## GIVEN PROBLEM
Give the data again, word for word.

## DATA TO PROCESS
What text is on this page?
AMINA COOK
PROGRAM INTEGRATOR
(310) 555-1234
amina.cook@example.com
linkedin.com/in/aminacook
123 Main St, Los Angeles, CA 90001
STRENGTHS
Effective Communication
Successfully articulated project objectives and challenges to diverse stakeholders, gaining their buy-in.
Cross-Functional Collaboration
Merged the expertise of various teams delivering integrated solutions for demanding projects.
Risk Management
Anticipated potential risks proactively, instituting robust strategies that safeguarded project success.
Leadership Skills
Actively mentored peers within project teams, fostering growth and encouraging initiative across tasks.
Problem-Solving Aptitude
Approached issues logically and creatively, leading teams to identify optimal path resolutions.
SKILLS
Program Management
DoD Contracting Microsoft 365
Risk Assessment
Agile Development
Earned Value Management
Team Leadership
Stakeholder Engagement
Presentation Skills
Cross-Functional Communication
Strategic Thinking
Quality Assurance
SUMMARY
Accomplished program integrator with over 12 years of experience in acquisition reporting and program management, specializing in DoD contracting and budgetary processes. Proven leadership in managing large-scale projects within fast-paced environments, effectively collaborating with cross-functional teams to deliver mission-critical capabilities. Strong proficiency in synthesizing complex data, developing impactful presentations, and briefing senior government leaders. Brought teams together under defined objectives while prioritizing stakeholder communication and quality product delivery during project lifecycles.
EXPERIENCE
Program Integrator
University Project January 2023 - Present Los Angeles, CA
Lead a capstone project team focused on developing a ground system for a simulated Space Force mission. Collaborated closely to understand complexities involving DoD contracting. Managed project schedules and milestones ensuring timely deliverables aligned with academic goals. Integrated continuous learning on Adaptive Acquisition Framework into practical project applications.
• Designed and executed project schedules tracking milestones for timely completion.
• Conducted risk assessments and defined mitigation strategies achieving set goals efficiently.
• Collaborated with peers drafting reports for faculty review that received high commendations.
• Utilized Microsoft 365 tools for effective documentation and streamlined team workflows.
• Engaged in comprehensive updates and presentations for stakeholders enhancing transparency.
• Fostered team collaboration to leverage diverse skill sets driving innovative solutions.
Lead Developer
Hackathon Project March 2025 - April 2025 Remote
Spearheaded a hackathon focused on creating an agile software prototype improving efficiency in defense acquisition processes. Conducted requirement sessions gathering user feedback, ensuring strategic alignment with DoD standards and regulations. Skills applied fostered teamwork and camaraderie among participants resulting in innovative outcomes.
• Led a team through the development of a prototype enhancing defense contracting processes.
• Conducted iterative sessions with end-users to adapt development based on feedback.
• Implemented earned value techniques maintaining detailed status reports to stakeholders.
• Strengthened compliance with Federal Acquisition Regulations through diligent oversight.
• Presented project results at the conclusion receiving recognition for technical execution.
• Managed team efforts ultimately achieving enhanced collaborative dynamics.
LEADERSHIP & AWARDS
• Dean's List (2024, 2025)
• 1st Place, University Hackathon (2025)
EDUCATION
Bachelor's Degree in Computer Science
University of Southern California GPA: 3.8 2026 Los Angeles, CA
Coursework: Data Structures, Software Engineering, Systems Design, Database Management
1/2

## ANSWER BELOW
What text is on this page?
AMINA COOK
PROGRAM INTEGRATOR
(310) 555-1234
amina.cook@example.com
linkedin.com/in/aminacook
123 Main St, Los Angeles, CA 90001
STRENGTHS
Effective Communication
Successfully articulated project objectives and challenges to diverse stakeholders, gaining their buy-in.
Cross-Functional Collaboration
Merged the expertise of various teams delivering integrated solutions for demanding projects.
Risk Management
Anticipated potential risks proactively, instituting robust strategies that safeguarded project success.
Leadership Skills
Actively mentored peers within project teams, fostering growth and encouraging initiative across tasks.
Problem-Solving Aptitude
Approached issues logically and creatively, leading teams to identify optimal path resolutions.
SKILLS
Program Management
DoD Contracting Microsoft 365
Risk Assessment
Agile Development
Earned Value Management
Team Leadership
Stakeholder Engagement
Presentation Skills
Cross-Functional Communication
Strategic Thinking
Quality Assurance
SUMMARY
Accomplished program integrator with over 12 years of experience in acquisition reporting and program management, specializing in DoD contracting and budgetary processes. Proven leadership in managing large-scale projects within fast-paced environments, effectively collaborating with cross-functional teams to deliver mission-critical capabilities. Strong proficiency in synthesizing complex data, developing impactful presentations, and briefing senior government leaders. Brought teams together under defined objectives while prioritizing stakeholder communication and quality product delivery during project lifecycles.
EXPERIENCE
Program Integrator
University Project January 2023 - Present Los Angeles, CA
Lead a capstone project team focused on developing a ground system for a simulated Space Force mission. Collaborated closely to understand complexities involving DoD contracting. Managed project schedules and milestones ensuring timely deliverables aligned with academic goals. Integrated continuous learning on Adaptive Acquisition Framework into practical project applications.
• Designed and executed project schedules tracking milestones for timely completion.
• Conducted risk assessments and defined mitigation strategies achieving set goals efficiently.
• Collaborated with peers drafting reports for faculty review that received high commendations.
• Utilized Microsoft 365 tools for effective documentation and streamlined team workflows.
• Engaged in comprehensive updates and presentations for stakeholders enhancing transparency.
• Fostered team collaboration to leverage diverse skill sets driving innovative solutions.
Lead Developer
Hackathon Project March 2025 - April 2025 Remote
Spearheaded a hackathon focused on creating an agile software prototype improving efficiency in defense acquisition processes. Conducted requirement sessions gathering user feedback, ensuring strategic alignment with DoD standards and regulations. Skills applied fostered teamwork and camaraderie among participants resulting in innovative outcomes.
• Led a team through the development of a prototype enhancing defense contracting processes.
• Conducted iterative sessions with end-users to adapt development based on feedback.
• Implemented earned value techniques maintaining detailed status reports to stakeholders.
• Strengthened compliance with Federal Acquisition Regulations through diligent oversight.
• Presented project results at the conclusion receiving recognition for technical execution.
• Managed team efforts ultimately achieving enhanced collaborative dynamics.
LEADERSHIP & AWARDS
• Dean's List (2024, 2025)
• 1st Place, University Hackathon (2025)
EDUCATION
Bachelor's Degree in Computer Science
University of Southern California GPA: 3.8 2026 Los Angeles, CA
Coursework: Data Structures, Software Engineering, Systems Design, Database Management
1/2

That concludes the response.